Task objective: Without the images, print all the entries below exactly as given.

# # #

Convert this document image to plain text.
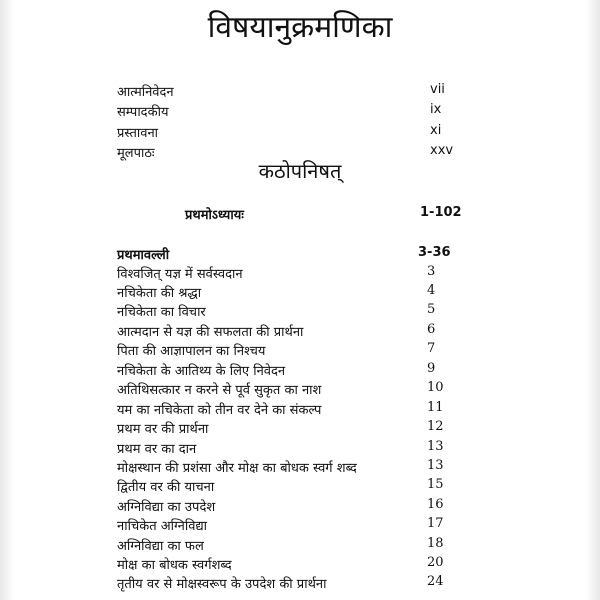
विषयानुक्रमणिका
आत्मनिवेदन	vii
सम्पादकीय	ix
प्रस्तावना	xi
मूलपाठः	xxv
कठोपनिषत्
प्रथमोऽध्यायः	1-102
प्रथमावल्ली	3-36
विश्वजित् यज्ञ में सर्वस्वदान	3
नचिकेता की श्रद्धा	4
नचिकेता का विचार	5
आत्मदान से यज्ञ की सफलता की प्रार्थना	6
पिता की आज्ञापालन का निश्चय	7
नचिकेता के आतिथ्य के लिए निवेदन	9
अतिथिसत्कार न करने से पूर्व सुकृत का नाश	10
यम का नचिकेता को तीन वर देने का संकल्प	11
प्रथम वर की प्रार्थना	12
प्रथम वर का दान	13
मोक्षस्थान की प्रशंसा और मोक्ष का बोधक स्वर्ग शब्द	13
द्वितीय वर की याचना	15
अग्निविद्या का उपदेश	16
नाचिकेत अग्निविद्या	17
अग्निविद्या का फल	18
मोक्ष का बोधक स्वर्गशब्द	20
तृतीय वर से मोक्षस्वरूप के उपदेश की प्रार्थना	24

# # #

Written answer:
Convert this document image to plain text.
विषयानुक्रमणिका
आत्मनिवेदन	vii
सम्पादकीय	ix
प्रस्तावना	xi
मूलपाठः	xxv
कठोपनिषत्
प्रथमोऽध्यायः	1-102
प्रथमावल्ली	3-36
विश्वजित् यज्ञ में सर्वस्वदान	3
नचिकेता की श्रद्धा	4
नचिकेता का विचार	5
आत्मदान से यज्ञ की सफलता की प्रार्थना	6
पिता की आज्ञापालन का निश्चय	7
नचिकेता के आतिथ्य के लिए निवेदन	9
अतिथिसत्कार न करने से पूर्व सुकृत का नाश	10
यम का नचिकेता को तीन वर देने का संकल्प	11
प्रथम वर की प्रार्थना	12
प्रथम वर का दान	13
मोक्षस्थान की प्रशंसा और मोक्ष का बोधक स्वर्ग शब्द	13
द्वितीय वर की याचना	15
अग्निविद्या का उपदेश	16
नाचिकेत अग्निविद्या	17
अग्निविद्या का फल	18
मोक्ष का बोधक स्वर्गशब्द	20
तृतीय वर से मोक्षस्वरूप के उपदेश की प्रार्थना	24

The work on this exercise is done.